_RECORDS SUPPLIED_.
___

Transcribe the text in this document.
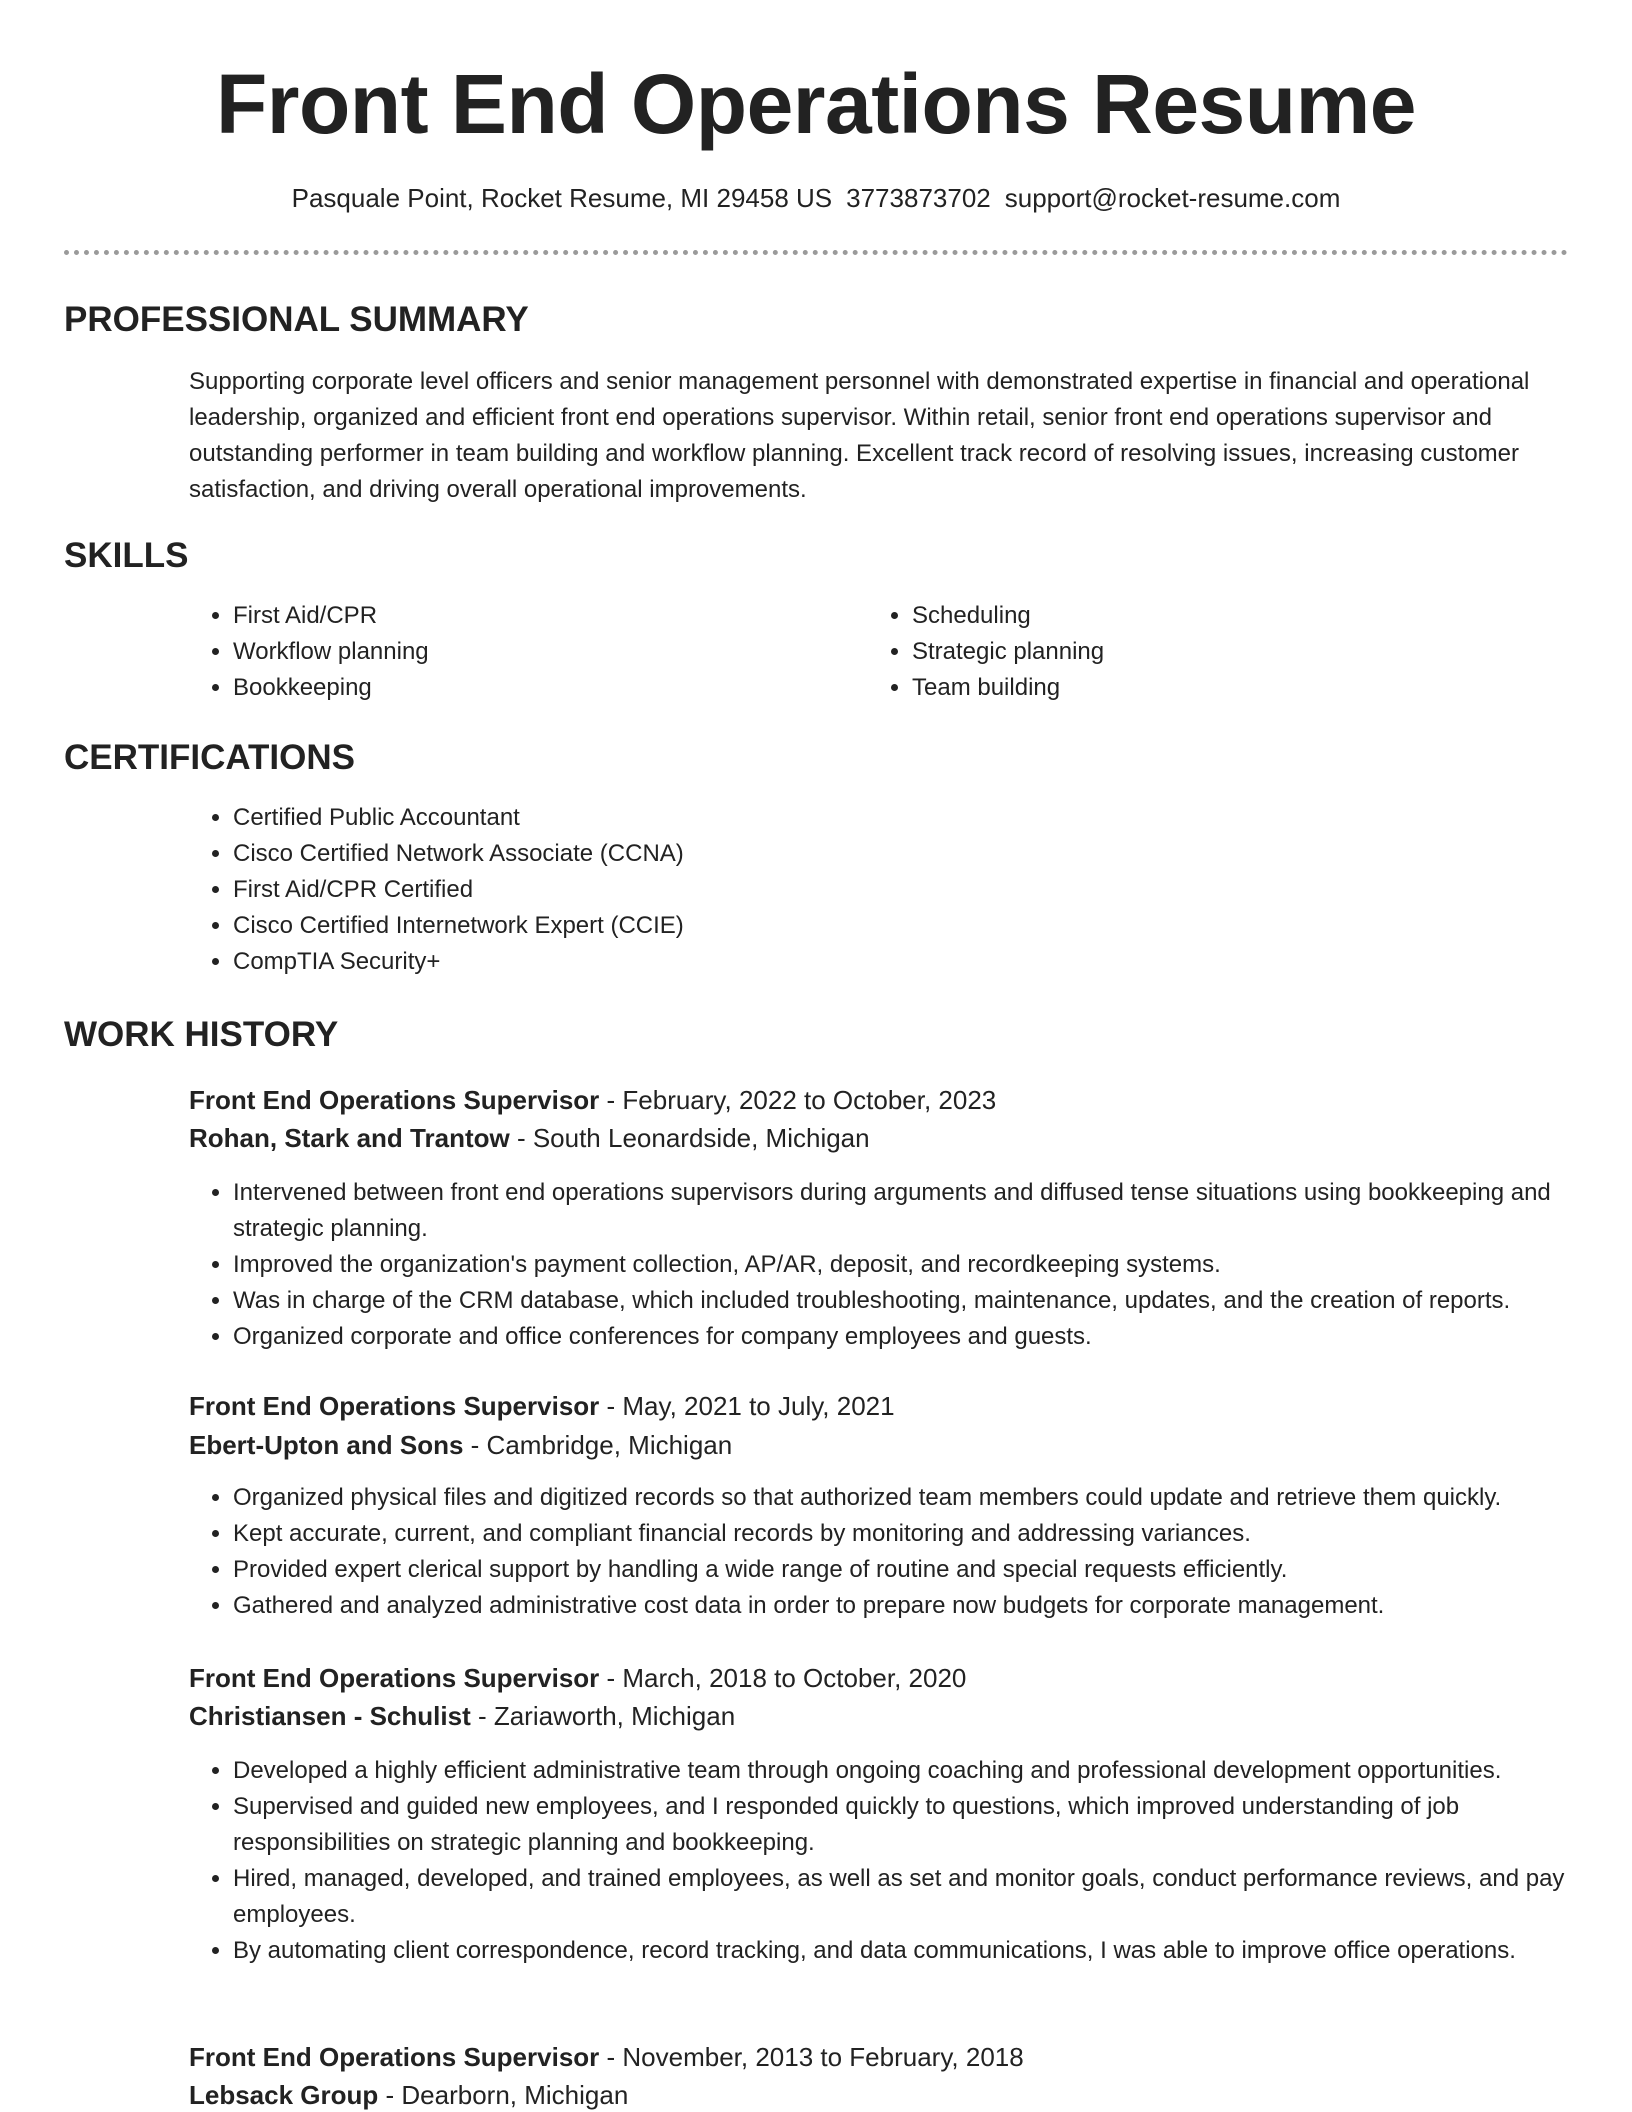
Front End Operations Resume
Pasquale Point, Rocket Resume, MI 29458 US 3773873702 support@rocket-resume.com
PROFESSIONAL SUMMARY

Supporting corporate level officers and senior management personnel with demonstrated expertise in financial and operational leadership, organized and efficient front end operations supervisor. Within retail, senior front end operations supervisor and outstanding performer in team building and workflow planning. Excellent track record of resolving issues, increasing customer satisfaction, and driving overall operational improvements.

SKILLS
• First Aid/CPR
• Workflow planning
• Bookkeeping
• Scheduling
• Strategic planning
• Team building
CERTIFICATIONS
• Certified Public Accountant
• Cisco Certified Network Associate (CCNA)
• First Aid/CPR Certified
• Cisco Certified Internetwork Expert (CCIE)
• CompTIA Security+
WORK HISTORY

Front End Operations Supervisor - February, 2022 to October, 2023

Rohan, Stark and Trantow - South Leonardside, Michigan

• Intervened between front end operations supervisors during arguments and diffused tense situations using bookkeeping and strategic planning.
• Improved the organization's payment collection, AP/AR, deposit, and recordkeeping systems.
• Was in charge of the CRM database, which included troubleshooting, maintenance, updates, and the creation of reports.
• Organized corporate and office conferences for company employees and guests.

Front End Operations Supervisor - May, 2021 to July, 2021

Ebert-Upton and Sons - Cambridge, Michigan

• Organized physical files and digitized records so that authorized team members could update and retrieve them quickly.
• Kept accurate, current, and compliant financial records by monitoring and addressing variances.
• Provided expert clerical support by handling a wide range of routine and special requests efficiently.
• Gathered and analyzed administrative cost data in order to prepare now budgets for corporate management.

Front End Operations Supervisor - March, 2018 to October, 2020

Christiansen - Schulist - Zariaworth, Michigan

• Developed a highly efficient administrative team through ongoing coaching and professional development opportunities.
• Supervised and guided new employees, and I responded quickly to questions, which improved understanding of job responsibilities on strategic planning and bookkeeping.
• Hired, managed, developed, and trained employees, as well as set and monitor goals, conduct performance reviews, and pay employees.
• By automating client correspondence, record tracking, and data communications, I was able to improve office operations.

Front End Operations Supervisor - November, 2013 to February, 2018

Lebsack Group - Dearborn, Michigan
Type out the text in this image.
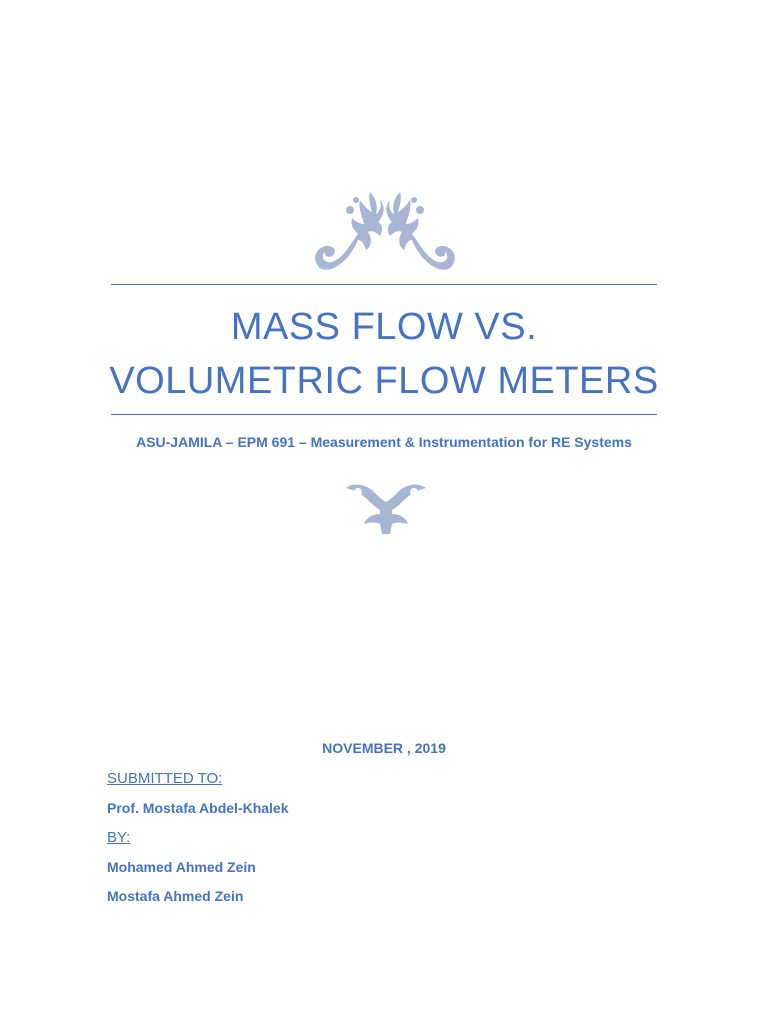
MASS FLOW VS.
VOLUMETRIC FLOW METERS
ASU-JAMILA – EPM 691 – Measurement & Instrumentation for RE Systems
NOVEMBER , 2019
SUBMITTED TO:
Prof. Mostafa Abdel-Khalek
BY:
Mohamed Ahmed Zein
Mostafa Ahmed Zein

___

_SHORT PROBLEM_. Omit the pictures and please write out exactly the lines between the one containing "Type out the text in this image." and the last line of the entries, both included.

_CORRECT OUTPUT_.
Type out the text in this image.
MASS FLOW VS.
VOLUMETRIC FLOW METERS
ASU-JAMILA – EPM 691 – Measurement & Instrumentation for RE Systems
NOVEMBER , 2019
SUBMITTED TO:
Prof. Mostafa Abdel-Khalek
BY:
Mohamed Ahmed Zein
Mostafa Ahmed Zein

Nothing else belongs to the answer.